* **Short exercise**: Pick out each line of the records that includes the string "pengorbanan", and copy it.

* **Recorded information**:

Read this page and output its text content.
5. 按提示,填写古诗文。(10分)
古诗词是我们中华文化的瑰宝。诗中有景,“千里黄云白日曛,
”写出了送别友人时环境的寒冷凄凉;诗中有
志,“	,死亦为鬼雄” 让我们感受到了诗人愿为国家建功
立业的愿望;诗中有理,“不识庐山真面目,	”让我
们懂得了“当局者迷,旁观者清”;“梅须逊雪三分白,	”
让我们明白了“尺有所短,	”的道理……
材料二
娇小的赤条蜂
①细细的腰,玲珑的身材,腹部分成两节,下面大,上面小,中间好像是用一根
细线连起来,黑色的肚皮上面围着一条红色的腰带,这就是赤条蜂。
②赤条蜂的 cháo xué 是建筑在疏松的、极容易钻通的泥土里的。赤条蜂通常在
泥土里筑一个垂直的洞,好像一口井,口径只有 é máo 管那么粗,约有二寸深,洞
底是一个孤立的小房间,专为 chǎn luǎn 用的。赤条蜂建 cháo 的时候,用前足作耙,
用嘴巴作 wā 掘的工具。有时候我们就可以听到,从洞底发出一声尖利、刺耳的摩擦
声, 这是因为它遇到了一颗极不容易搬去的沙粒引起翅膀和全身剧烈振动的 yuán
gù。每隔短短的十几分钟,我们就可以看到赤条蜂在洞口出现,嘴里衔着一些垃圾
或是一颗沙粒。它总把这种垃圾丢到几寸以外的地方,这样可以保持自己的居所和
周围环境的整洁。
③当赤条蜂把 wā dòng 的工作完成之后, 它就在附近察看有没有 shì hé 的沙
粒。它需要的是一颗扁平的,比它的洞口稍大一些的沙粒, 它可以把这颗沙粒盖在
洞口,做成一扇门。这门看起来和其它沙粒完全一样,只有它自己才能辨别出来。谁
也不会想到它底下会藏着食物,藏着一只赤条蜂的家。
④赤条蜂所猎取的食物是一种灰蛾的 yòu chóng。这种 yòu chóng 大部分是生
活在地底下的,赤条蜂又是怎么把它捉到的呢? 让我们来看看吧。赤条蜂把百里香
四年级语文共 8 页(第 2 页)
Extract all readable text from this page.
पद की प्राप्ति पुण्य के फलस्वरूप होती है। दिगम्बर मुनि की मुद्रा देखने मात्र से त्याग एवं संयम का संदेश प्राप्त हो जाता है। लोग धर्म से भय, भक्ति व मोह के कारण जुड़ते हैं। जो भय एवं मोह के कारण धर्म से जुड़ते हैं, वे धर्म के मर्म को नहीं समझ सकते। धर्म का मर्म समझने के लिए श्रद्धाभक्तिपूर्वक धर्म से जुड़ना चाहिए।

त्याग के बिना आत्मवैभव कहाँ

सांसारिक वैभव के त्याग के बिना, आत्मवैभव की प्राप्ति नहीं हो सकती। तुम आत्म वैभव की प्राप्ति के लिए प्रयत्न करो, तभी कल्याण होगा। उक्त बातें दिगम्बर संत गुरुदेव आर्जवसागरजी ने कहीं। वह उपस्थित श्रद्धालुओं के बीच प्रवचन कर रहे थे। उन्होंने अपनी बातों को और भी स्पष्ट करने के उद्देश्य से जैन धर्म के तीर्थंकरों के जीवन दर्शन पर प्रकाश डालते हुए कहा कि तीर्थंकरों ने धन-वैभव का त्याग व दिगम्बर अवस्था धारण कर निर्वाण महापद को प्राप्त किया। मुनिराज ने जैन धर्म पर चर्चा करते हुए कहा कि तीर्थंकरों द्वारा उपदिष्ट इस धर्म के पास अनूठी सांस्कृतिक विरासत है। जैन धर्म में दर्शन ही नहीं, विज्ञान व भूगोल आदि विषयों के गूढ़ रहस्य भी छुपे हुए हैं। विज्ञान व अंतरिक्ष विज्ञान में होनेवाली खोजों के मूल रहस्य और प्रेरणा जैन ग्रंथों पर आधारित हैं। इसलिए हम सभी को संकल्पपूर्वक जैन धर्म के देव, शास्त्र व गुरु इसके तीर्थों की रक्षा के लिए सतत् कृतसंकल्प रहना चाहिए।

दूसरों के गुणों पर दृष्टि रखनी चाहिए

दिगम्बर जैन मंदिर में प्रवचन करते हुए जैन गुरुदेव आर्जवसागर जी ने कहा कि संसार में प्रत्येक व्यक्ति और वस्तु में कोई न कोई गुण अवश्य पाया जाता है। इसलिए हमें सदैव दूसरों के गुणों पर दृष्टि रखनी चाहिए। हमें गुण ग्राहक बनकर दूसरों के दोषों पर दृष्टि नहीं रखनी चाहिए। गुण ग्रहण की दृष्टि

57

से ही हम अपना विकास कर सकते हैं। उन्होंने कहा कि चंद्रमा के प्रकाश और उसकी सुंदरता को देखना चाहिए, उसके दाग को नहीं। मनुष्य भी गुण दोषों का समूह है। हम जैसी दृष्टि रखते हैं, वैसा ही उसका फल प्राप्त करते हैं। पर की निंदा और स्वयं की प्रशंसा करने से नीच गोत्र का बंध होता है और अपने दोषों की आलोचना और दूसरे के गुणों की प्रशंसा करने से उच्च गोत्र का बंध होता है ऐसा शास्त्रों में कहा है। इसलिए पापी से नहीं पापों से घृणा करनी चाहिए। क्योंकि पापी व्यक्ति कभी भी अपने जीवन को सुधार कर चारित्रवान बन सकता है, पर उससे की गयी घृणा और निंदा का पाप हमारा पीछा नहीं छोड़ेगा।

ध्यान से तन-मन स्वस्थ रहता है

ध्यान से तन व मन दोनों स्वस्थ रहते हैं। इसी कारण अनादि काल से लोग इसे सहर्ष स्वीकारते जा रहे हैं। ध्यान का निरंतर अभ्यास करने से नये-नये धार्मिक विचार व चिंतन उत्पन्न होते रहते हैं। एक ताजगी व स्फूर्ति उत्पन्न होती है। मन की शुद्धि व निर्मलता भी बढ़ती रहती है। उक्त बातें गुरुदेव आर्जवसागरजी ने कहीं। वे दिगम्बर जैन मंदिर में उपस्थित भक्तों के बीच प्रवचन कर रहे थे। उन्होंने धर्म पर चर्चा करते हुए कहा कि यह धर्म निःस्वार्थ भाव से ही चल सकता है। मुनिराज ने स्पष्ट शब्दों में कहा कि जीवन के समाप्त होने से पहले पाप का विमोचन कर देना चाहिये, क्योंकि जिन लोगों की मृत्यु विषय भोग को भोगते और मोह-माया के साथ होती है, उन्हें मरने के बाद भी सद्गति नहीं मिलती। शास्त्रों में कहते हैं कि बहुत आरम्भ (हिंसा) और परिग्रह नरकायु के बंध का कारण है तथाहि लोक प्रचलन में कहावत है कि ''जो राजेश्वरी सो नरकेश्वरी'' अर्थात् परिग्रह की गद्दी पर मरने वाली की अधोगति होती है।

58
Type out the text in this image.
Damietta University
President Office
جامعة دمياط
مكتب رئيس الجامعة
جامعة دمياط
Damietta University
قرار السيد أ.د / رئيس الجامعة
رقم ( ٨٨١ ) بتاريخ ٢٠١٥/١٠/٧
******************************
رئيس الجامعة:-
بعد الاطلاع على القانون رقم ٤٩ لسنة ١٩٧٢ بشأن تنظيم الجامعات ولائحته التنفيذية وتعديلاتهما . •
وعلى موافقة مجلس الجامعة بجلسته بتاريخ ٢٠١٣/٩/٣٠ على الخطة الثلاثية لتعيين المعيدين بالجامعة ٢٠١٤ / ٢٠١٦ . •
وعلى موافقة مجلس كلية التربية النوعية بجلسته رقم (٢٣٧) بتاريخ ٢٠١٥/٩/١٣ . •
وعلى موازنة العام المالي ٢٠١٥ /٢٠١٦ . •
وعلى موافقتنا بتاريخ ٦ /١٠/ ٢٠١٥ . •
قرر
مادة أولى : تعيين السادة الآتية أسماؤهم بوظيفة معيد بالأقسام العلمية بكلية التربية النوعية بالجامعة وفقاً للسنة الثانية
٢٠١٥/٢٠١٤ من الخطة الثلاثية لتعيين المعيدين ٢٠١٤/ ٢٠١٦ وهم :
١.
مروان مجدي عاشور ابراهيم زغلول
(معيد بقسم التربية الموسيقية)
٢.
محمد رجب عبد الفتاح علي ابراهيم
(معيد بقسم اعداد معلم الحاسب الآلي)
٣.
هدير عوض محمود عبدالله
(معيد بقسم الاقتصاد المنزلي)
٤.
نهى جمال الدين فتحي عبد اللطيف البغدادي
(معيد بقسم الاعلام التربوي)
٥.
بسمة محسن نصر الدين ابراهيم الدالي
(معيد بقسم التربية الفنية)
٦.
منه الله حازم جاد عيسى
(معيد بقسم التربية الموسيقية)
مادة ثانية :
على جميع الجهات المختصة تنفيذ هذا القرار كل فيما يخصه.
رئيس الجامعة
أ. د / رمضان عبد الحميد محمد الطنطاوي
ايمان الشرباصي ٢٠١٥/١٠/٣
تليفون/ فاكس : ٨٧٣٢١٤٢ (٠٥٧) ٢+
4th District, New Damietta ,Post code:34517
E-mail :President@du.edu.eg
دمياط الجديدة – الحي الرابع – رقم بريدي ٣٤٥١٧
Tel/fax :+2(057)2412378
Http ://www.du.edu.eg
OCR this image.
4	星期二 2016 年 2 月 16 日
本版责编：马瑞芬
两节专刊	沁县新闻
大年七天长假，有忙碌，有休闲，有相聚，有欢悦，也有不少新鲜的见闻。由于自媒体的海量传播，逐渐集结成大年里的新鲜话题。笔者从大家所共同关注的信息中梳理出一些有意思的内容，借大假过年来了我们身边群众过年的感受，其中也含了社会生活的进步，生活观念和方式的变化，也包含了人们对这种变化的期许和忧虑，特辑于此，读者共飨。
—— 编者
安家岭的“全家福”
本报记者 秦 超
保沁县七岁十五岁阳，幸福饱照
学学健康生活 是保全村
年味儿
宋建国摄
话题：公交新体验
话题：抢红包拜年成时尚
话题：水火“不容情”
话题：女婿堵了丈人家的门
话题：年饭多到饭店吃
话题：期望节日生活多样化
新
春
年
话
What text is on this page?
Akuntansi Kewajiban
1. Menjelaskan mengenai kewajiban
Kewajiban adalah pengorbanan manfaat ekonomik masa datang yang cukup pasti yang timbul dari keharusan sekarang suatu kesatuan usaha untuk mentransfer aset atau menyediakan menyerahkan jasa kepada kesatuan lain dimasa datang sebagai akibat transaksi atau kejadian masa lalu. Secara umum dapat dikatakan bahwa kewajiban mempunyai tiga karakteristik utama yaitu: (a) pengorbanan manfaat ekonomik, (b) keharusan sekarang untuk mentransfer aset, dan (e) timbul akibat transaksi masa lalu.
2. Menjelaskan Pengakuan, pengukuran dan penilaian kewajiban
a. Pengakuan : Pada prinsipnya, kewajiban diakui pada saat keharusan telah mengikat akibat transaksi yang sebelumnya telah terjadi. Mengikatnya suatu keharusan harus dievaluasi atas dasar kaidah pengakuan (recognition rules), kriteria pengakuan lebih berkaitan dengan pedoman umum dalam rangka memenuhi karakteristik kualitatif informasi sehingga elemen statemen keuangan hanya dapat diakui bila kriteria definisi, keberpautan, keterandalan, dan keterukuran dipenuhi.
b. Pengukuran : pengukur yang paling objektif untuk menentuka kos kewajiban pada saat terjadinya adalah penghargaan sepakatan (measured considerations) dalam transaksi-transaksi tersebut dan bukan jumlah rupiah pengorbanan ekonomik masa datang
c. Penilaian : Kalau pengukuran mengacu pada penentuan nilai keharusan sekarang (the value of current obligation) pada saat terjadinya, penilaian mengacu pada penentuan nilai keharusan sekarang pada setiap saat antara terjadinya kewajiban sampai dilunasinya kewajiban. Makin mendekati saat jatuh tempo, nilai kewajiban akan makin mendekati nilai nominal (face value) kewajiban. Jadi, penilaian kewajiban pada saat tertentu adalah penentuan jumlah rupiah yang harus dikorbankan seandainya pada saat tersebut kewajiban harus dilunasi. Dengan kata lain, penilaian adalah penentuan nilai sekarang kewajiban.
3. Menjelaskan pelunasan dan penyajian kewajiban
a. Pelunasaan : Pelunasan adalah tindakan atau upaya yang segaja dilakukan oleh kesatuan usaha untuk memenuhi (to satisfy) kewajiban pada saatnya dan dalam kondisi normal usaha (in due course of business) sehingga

* **Written answer**:
Kewajiban adalah pengorbanan manfaat ekonomik masa datang yang cukup pasti yang timbul dari keharusan sekarang suatu kesatuan usaha untuk mentransfer aset atau menyediakan menyerahkan jasa kepada kesatuan lain dimasa datang sebagai akibat transaksi atau kejadian masa lalu. Secara umum dapat dikatakan bahwa kewajiban mempunyai tiga karakteristik utama yaitu: (a) pengorbanan manfaat ekonomik, (b) keharusan sekarang untuk mentransfer aset, dan (e) timbul akibat transaksi masa lalu.
b. Pengukuran : pengukur yang paling objektif untuk menentuka kos kewajiban pada saat terjadinya adalah penghargaan sepakatan (measured considerations) dalam transaksi-transaksi tersebut dan bukan jumlah rupiah pengorbanan ekonomik masa datang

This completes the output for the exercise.